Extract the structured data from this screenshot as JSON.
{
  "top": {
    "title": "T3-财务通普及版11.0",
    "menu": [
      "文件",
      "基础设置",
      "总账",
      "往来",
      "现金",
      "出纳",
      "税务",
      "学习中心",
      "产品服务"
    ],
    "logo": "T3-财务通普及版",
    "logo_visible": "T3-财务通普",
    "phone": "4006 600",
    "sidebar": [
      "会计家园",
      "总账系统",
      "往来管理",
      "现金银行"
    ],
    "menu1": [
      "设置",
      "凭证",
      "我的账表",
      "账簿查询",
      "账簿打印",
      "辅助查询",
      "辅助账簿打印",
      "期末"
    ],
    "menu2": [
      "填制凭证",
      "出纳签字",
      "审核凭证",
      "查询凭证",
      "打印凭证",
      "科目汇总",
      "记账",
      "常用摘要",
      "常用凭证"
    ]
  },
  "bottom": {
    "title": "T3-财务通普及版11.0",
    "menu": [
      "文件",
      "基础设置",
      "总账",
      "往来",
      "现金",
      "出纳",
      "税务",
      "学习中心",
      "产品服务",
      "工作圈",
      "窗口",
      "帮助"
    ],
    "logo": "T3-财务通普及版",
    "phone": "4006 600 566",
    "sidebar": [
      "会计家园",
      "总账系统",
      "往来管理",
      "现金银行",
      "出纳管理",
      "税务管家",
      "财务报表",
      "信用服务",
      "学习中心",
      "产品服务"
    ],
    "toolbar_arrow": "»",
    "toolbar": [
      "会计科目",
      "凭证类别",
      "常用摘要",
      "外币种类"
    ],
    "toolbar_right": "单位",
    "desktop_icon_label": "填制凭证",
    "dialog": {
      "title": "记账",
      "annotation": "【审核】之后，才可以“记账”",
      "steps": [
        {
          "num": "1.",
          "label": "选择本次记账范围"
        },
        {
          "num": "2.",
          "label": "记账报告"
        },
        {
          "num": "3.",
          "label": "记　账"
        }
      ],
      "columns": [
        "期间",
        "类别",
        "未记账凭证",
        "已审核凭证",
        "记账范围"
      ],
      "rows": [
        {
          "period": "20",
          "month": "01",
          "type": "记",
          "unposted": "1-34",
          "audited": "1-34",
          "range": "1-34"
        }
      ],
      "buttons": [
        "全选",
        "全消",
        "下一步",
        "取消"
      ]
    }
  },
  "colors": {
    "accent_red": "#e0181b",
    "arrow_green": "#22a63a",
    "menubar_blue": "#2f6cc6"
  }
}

———

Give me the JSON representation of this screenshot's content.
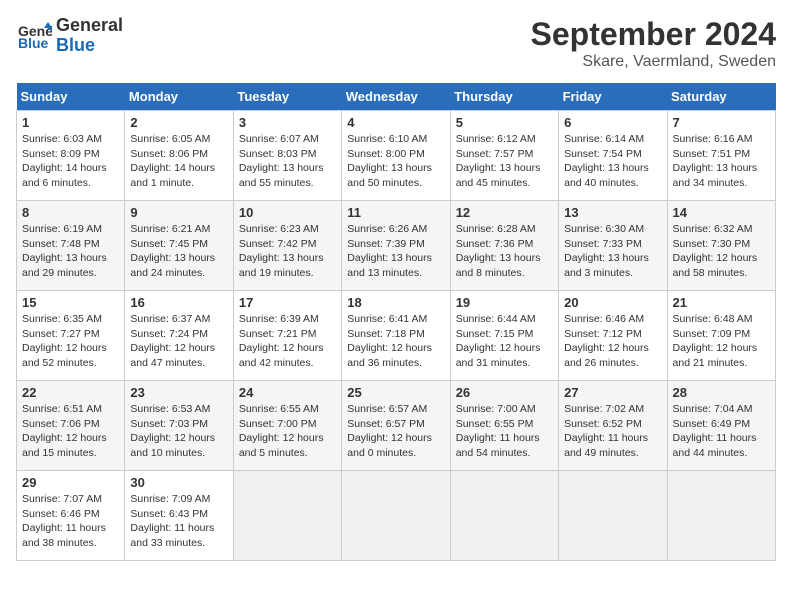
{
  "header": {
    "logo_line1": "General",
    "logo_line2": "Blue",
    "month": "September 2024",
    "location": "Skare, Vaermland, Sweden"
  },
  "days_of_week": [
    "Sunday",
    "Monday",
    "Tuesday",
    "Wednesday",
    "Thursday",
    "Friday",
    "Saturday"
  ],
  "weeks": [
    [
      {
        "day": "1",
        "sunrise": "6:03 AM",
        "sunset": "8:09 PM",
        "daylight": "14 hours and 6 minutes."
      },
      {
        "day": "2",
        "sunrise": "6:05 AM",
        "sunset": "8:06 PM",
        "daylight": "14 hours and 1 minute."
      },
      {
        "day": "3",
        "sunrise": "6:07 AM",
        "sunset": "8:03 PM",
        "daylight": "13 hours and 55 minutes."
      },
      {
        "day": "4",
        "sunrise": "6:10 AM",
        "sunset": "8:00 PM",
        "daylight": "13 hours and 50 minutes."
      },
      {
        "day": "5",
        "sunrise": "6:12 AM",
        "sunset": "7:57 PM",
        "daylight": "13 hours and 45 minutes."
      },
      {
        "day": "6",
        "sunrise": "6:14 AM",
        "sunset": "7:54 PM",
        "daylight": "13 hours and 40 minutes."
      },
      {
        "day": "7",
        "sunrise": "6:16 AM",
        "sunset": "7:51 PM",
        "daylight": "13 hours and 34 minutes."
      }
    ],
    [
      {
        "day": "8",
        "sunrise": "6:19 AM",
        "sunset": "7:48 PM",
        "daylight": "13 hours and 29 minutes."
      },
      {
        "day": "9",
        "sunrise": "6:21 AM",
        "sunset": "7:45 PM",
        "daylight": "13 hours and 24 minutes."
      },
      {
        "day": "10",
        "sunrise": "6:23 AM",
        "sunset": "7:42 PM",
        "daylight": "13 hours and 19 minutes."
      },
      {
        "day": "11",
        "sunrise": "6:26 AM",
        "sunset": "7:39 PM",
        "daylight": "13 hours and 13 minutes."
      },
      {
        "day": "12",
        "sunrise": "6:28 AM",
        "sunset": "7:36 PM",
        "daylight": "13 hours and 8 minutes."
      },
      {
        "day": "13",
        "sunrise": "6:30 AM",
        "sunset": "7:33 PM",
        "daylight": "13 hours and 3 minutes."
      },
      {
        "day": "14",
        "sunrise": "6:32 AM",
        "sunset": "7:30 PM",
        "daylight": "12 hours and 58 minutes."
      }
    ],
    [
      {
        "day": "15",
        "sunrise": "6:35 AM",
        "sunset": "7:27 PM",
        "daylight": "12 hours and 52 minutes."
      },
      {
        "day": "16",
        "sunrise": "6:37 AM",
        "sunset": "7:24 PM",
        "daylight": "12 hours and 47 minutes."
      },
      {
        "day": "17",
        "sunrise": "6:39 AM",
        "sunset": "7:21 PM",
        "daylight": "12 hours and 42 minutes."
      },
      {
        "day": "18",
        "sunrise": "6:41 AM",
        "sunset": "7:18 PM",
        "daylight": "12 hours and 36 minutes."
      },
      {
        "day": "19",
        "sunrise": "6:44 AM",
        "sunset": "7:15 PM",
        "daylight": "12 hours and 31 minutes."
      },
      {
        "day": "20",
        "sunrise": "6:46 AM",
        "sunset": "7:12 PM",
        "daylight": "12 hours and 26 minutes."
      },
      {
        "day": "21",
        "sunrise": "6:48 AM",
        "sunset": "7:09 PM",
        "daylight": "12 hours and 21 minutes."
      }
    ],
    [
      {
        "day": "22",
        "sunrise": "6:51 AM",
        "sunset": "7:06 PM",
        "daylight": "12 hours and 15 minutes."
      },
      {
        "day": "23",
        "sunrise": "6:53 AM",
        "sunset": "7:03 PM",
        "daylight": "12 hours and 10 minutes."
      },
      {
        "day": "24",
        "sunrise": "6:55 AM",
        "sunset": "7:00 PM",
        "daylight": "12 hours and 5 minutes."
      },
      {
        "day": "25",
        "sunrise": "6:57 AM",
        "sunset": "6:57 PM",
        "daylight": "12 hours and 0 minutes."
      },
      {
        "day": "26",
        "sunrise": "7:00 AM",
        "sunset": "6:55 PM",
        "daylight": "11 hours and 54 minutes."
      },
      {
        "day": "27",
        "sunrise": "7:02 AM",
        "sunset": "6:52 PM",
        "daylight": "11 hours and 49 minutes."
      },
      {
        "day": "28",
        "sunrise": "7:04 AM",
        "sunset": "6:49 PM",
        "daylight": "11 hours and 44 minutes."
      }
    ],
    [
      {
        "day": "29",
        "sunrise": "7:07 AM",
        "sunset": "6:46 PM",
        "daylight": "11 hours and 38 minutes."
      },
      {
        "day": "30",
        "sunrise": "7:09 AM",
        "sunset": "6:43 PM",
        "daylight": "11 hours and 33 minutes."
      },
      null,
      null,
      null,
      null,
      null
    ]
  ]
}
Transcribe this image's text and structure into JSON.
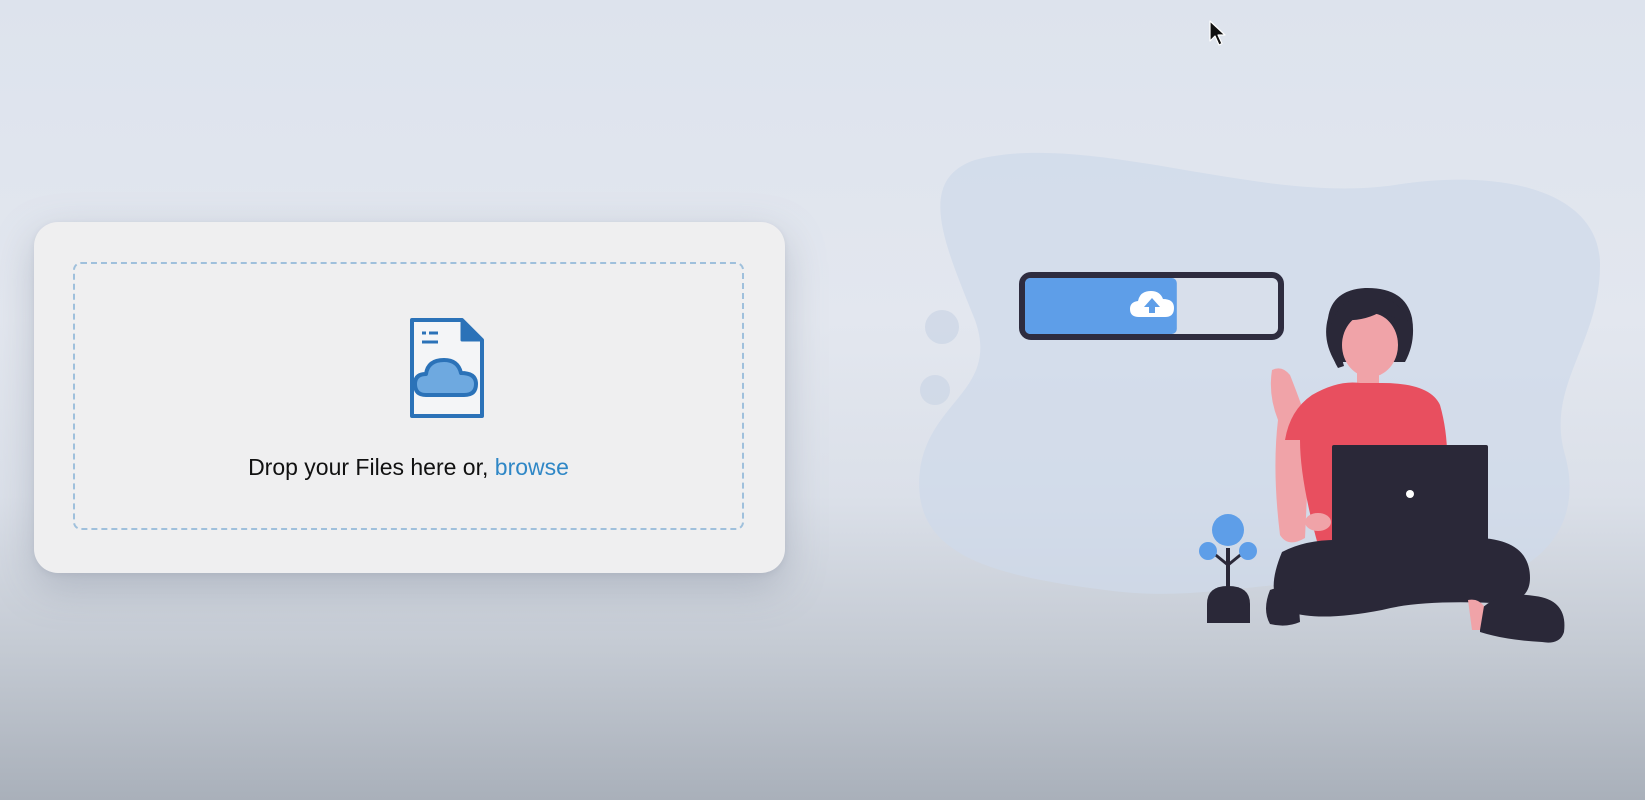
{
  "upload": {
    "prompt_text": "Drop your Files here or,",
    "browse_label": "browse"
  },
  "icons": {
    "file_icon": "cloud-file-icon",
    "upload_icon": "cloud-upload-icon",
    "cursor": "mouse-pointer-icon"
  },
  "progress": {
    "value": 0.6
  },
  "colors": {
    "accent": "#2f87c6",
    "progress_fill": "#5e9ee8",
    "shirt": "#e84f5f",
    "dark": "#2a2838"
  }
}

———

Exercise task: Find each line with the string "this" and copy it out.

Written solution:
Extract the structured data from this screenshot as JSON.
Give me the JSON representation of this screenshot's content.
Transcribe this image's text and structure into JSON.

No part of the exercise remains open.